[Written task]: All of the data needs to be repeated exactly.

[Task material]:
------------------------------------------------
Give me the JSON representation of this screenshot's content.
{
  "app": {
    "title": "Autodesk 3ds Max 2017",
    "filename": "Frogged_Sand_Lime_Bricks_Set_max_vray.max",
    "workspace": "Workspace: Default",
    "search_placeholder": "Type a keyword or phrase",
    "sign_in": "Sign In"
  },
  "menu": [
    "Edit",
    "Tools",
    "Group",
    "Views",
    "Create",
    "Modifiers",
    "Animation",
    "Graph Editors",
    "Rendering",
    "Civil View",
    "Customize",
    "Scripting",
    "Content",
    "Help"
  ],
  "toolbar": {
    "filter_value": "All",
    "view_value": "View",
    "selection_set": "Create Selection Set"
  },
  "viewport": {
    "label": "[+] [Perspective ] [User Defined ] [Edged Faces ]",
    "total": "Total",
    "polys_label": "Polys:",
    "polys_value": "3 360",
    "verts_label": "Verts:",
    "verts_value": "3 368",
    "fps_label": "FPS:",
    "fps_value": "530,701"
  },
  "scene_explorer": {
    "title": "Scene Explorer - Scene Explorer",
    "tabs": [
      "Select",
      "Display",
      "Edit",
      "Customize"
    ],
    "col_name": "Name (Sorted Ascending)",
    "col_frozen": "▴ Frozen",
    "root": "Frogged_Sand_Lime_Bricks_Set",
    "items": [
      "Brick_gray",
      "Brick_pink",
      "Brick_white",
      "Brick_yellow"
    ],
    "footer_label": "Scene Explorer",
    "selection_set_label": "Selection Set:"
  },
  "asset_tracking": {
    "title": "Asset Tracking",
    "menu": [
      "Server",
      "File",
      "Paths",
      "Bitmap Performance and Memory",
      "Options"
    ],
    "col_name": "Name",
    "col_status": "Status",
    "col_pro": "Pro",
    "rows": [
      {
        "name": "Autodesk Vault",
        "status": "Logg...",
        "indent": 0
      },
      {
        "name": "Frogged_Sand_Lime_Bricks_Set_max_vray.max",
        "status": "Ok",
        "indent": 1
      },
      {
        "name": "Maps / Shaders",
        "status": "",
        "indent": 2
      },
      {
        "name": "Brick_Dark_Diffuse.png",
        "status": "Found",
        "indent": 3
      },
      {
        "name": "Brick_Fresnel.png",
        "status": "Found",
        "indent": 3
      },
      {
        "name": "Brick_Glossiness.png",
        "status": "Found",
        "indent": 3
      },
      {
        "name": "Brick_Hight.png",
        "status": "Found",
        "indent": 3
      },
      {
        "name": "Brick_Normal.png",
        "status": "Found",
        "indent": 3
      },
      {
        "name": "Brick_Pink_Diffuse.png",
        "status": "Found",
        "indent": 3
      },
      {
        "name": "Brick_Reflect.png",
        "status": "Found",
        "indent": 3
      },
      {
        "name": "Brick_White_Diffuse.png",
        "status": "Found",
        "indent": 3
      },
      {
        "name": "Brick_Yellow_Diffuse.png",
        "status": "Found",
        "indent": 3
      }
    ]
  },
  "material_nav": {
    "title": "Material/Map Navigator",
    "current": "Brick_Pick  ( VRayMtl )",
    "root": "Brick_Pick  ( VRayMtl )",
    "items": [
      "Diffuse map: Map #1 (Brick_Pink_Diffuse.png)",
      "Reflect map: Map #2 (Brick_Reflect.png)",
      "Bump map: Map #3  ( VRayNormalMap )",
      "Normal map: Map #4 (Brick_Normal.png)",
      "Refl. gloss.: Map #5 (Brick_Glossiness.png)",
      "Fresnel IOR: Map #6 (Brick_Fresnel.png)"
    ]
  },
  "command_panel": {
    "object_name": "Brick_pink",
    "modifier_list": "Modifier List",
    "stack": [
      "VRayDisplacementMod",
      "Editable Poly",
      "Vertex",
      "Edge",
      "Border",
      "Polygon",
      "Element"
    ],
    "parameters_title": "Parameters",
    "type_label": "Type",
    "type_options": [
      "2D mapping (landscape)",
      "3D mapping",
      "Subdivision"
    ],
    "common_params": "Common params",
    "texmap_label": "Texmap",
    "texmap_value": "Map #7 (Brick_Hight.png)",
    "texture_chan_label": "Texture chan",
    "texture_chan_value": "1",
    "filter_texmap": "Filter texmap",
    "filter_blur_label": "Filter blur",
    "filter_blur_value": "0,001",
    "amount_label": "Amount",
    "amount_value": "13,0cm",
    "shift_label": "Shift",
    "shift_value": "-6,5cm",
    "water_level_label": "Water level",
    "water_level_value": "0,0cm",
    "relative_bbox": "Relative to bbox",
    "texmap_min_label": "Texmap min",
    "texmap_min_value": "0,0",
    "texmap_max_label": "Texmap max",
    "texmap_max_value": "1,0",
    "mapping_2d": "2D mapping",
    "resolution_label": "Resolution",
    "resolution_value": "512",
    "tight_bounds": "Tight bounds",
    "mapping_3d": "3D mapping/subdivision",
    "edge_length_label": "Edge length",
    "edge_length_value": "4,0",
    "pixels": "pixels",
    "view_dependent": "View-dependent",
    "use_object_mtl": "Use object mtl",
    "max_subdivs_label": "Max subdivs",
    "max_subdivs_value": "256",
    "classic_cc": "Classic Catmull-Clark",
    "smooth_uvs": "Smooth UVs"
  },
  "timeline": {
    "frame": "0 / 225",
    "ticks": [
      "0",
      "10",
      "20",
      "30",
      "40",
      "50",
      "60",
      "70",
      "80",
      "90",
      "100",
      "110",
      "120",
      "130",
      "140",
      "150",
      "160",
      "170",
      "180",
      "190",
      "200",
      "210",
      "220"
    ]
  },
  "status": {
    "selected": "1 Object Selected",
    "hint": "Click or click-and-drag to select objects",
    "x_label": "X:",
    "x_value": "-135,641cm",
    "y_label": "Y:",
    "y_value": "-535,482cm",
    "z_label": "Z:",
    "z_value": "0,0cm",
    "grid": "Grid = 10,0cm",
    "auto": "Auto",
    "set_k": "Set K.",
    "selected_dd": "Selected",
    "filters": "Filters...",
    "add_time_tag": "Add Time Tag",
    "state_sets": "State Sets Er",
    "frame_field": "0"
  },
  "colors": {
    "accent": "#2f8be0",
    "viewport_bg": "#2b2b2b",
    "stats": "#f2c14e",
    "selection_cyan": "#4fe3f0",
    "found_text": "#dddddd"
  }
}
------------------------------------------------
[The answer]:
Give me the JSON representation of this screenshot's content.
{
  "app": {
    "title": "Autodesk 3ds Max 2017",
    "filename": "Frogged_Sand_Lime_Bricks_Set_max_vray.max",
    "workspace": "Workspace: Default",
    "search_placeholder": "Type a keyword or phrase",
    "sign_in": "Sign In"
  },
  "menu": [
    "Edit",
    "Tools",
    "Group",
    "Views",
    "Create",
    "Modifiers",
    "Animation",
    "Graph Editors",
    "Rendering",
    "Civil View",
    "Customize",
    "Scripting",
    "Content",
    "Help"
  ],
  "toolbar": {
    "filter_value": "All",
    "view_value": "View",
    "selection_set": "Create Selection Set"
  },
  "viewport": {
    "label": "[+] [Perspective ] [User Defined ] [Edged Faces ]",
    "total": "Total",
    "polys_label": "Polys:",
    "polys_value": "3 360",
    "verts_label": "Verts:",
    "verts_value": "3 368",
    "fps_label": "FPS:",
    "fps_value": "530,701"
  },
  "scene_explorer": {
    "title": "Scene Explorer - Scene Explorer",
    "tabs": [
      "Select",
      "Display",
      "Edit",
      "Customize"
    ],
    "col_name": "Name (Sorted Ascending)",
    "col_frozen": "▴ Frozen",
    "root": "Frogged_Sand_Lime_Bricks_Set",
    "items": [
      "Brick_gray",
      "Brick_pink",
      "Brick_white",
      "Brick_yellow"
    ],
    "footer_label": "Scene Explorer",
    "selection_set_label": "Selection Set:"
  },
  "asset_tracking": {
    "title": "Asset Tracking",
    "menu": [
      "Server",
      "File",
      "Paths",
      "Bitmap Performance and Memory",
      "Options"
    ],
    "col_name": "Name",
    "col_status": "Status",
    "col_pro": "Pro",
    "rows": [
      {
        "name": "Autodesk Vault",
        "status": "Logg...",
        "indent": 0
      },
      {
        "name": "Frogged_Sand_Lime_Bricks_Set_max_vray.max",
        "status": "Ok",
        "indent": 1
      },
      {
        "name": "Maps / Shaders",
        "status": "",
        "indent": 2
      },
      {
        "name": "Brick_Dark_Diffuse.png",
        "status": "Found",
        "indent": 3
      },
      {
        "name": "Brick_Fresnel.png",
        "status": "Found",
        "indent": 3
      },
      {
        "name": "Brick_Glossiness.png",
        "status": "Found",
        "indent": 3
      },
      {
        "name": "Brick_Hight.png",
        "status": "Found",
        "indent": 3
      },
      {
        "name": "Brick_Normal.png",
        "status": "Found",
        "indent": 3
      },
      {
        "name": "Brick_Pink_Diffuse.png",
        "status": "Found",
        "indent": 3
      },
      {
        "name": "Brick_Reflect.png",
        "status": "Found",
        "indent": 3
      },
      {
        "name": "Brick_White_Diffuse.png",
        "status": "Found",
        "indent": 3
      },
      {
        "name": "Brick_Yellow_Diffuse.png",
        "status": "Found",
        "indent": 3
      }
    ]
  },
  "material_nav": {
    "title": "Material/Map Navigator",
    "current": "Brick_Pick  ( VRayMtl )",
    "root": "Brick_Pick  ( VRayMtl )",
    "items": [
      "Diffuse map: Map #1 (Brick_Pink_Diffuse.png)",
      "Reflect map: Map #2 (Brick_Reflect.png)",
      "Bump map: Map #3  ( VRayNormalMap )",
      "Normal map: Map #4 (Brick_Normal.png)",
      "Refl. gloss.: Map #5 (Brick_Glossiness.png)",
      "Fresnel IOR: Map #6 (Brick_Fresnel.png)"
    ]
  },
  "command_panel": {
    "object_name": "Brick_pink",
    "modifier_list": "Modifier List",
    "stack": [
      "VRayDisplacementMod",
      "Editable Poly",
      "Vertex",
      "Edge",
      "Border",
      "Polygon",
      "Element"
    ],
    "parameters_title": "Parameters",
    "type_label": "Type",
    "type_options": [
      "2D mapping (landscape)",
      "3D mapping",
      "Subdivision"
    ],
    "common_params": "Common params",
    "texmap_label": "Texmap",
    "texmap_value": "Map #7 (Brick_Hight.png)",
    "texture_chan_label": "Texture chan",
    "texture_chan_value": "1",
    "filter_texmap": "Filter texmap",
    "filter_blur_label": "Filter blur",
    "filter_blur_value": "0,001",
    "amount_label": "Amount",
    "amount_value": "13,0cm",
    "shift_label": "Shift",
    "shift_value": "-6,5cm",
    "water_level_label": "Water level",
    "water_level_value": "0,0cm",
    "relative_bbox": "Relative to bbox",
    "texmap_min_label": "Texmap min",
    "texmap_min_value": "0,0",
    "texmap_max_label": "Texmap max",
    "texmap_max_value": "1,0",
    "mapping_2d": "2D mapping",
    "resolution_label": "Resolution",
    "resolution_value": "512",
    "tight_bounds": "Tight bounds",
    "mapping_3d": "3D mapping/subdivision",
    "edge_length_label": "Edge length",
    "edge_length_value": "4,0",
    "pixels": "pixels",
    "view_dependent": "View-dependent",
    "use_object_mtl": "Use object mtl",
    "max_subdivs_label": "Max subdivs",
    "max_subdivs_value": "256",
    "classic_cc": "Classic Catmull-Clark",
    "smooth_uvs": "Smooth UVs"
  },
  "timeline": {
    "frame": "0 / 225",
    "ticks": [
      "0",
      "10",
      "20",
      "30",
      "40",
      "50",
      "60",
      "70",
      "80",
      "90",
      "100",
      "110",
      "120",
      "130",
      "140",
      "150",
      "160",
      "170",
      "180",
      "190",
      "200",
      "210",
      "220"
    ]
  },
  "status": {
    "selected": "1 Object Selected",
    "hint": "Click or click-and-drag to select objects",
    "x_label": "X:",
    "x_value": "-135,641cm",
    "y_label": "Y:",
    "y_value": "-535,482cm",
    "z_label": "Z:",
    "z_value": "0,0cm",
    "grid": "Grid = 10,0cm",
    "auto": "Auto",
    "set_k": "Set K.",
    "selected_dd": "Selected",
    "filters": "Filters...",
    "add_time_tag": "Add Time Tag",
    "state_sets": "State Sets Er",
    "frame_field": "0"
  },
  "colors": {
    "accent": "#2f8be0",
    "viewport_bg": "#2b2b2b",
    "stats": "#f2c14e",
    "selection_cyan": "#4fe3f0",
    "found_text": "#dddddd"
  }
}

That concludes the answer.